- _Task description_
Please transcribe the listing below in full and word for word, without its pictures.

Figure record listings
------------------------------------

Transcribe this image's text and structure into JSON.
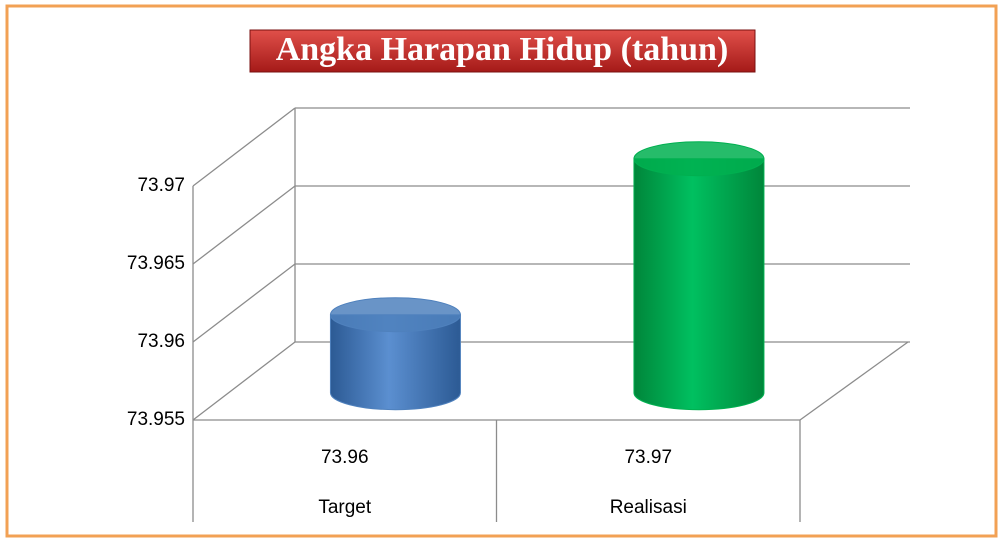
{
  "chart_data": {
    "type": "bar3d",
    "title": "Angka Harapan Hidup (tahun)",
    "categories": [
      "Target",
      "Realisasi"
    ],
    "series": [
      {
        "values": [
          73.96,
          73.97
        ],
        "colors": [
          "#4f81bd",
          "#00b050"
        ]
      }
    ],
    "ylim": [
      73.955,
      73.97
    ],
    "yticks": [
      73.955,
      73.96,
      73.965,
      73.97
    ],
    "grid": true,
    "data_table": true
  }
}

------------------------------------

- _Answer to this problem_
Transcribe this image's text and structure into JSON.
{
  "chart_data": {
    "type": "bar3d",
    "title": "Angka Harapan Hidup (tahun)",
    "categories": [
      "Target",
      "Realisasi"
    ],
    "series": [
      {
        "values": [
          73.96,
          73.97
        ],
        "colors": [
          "#4f81bd",
          "#00b050"
        ]
      }
    ],
    "ylim": [
      73.955,
      73.97
    ],
    "yticks": [
      73.955,
      73.96,
      73.965,
      73.97
    ],
    "grid": true,
    "data_table": true
  }
}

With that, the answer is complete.